### LISTING

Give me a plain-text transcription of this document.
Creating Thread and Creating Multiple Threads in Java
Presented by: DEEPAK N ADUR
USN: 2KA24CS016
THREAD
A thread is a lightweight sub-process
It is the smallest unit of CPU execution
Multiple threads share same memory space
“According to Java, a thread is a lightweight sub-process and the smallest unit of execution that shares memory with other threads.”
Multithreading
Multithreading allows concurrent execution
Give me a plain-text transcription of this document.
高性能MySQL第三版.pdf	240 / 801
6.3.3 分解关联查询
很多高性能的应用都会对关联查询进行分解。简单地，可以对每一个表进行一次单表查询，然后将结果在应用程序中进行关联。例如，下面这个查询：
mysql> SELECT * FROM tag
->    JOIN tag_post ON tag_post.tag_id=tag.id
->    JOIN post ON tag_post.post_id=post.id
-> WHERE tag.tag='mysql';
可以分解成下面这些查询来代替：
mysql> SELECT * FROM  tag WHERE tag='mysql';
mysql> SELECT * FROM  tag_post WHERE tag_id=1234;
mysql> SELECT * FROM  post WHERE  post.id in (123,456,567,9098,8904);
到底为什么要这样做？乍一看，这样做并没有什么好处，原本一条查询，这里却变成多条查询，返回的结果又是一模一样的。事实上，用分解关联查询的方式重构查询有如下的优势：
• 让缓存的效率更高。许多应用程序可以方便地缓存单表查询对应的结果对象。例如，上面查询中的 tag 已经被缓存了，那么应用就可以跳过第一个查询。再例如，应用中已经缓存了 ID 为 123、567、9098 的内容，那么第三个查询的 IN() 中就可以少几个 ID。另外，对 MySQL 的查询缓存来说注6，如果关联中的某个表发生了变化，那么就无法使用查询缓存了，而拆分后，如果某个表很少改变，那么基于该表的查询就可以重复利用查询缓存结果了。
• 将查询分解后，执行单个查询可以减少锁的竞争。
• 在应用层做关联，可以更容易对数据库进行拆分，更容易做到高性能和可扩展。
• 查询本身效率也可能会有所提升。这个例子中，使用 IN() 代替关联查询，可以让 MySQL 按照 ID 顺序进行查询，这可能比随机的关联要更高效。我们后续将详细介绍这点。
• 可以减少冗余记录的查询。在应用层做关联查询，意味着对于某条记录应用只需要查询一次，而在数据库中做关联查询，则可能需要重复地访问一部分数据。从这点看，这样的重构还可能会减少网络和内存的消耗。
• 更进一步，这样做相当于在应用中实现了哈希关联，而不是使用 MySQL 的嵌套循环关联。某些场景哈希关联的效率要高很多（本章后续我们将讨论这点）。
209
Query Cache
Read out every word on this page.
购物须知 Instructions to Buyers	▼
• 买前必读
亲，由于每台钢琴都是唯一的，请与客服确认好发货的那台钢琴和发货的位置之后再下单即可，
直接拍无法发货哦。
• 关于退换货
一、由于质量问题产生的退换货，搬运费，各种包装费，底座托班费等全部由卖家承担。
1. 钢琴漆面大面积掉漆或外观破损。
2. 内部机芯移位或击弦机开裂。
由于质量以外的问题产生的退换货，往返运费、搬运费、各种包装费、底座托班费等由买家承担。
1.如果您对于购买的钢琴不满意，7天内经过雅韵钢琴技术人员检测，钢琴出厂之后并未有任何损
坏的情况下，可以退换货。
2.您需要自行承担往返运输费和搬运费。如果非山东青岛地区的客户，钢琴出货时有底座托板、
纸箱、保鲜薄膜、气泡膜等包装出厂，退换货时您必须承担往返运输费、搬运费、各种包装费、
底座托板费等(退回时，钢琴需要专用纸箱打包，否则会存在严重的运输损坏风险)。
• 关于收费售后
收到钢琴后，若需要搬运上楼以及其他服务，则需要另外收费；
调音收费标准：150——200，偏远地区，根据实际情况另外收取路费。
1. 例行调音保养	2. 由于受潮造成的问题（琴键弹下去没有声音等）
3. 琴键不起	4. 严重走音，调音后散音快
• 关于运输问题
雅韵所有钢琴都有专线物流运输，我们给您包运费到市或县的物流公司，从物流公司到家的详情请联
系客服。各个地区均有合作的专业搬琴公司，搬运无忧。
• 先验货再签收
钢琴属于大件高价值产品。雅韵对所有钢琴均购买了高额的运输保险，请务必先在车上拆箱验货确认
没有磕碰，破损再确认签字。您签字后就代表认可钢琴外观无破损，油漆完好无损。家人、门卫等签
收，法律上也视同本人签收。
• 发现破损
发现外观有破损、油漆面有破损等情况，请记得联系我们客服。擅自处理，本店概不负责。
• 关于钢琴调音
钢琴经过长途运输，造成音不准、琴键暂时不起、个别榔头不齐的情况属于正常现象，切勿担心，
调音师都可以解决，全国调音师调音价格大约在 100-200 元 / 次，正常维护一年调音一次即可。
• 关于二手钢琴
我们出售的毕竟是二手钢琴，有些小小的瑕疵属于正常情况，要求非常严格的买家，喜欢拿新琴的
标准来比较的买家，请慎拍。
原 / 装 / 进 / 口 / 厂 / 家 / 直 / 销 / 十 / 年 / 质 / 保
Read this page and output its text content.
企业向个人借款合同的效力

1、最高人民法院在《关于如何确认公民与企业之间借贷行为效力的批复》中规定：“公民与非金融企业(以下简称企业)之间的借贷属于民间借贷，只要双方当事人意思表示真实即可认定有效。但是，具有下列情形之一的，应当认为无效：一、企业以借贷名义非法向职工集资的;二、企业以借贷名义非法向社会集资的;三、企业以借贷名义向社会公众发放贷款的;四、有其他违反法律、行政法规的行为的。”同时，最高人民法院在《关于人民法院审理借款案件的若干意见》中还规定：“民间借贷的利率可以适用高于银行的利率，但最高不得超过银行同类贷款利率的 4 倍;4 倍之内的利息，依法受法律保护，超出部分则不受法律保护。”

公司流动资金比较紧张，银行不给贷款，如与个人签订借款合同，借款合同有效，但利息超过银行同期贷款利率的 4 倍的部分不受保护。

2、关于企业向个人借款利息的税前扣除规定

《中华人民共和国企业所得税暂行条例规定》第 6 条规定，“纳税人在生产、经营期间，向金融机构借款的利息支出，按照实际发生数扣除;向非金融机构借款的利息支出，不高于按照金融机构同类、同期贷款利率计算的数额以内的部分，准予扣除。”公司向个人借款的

######

Reproduce only the lines running from the one with "Read this page and output its text content." through the final line of the listing above, both ends included.

**OUTPUT**
Read this page and output its text content.
企业向个人借款合同的效力

1、最高人民法院在《关于如何确认公民与企业之间借贷行为效力的批复》中规定：“公民与非金融企业(以下简称企业)之间的借贷属于民间借贷，只要双方当事人意思表示真实即可认定有效。但是，具有下列情形之一的，应当认为无效：一、企业以借贷名义非法向职工集资的;二、企业以借贷名义非法向社会集资的;三、企业以借贷名义向社会公众发放贷款的;四、有其他违反法律、行政法规的行为的。”同时，最高人民法院在《关于人民法院审理借款案件的若干意见》中还规定：“民间借贷的利率可以适用高于银行的利率，但最高不得超过银行同类贷款利率的 4 倍;4 倍之内的利息，依法受法律保护，超出部分则不受法律保护。”

公司流动资金比较紧张，银行不给贷款，如与个人签订借款合同，借款合同有效，但利息超过银行同期贷款利率的 4 倍的部分不受保护。

2、关于企业向个人借款利息的税前扣除规定

《中华人民共和国企业所得税暂行条例规定》第 6 条规定，“纳税人在生产、经营期间，向金融机构借款的利息支出，按照实际发生数扣除;向非金融机构借款的利息支出，不高于按照金融机构同类、同期贷款利率计算的数额以内的部分，准予扣除。”公司向个人借款的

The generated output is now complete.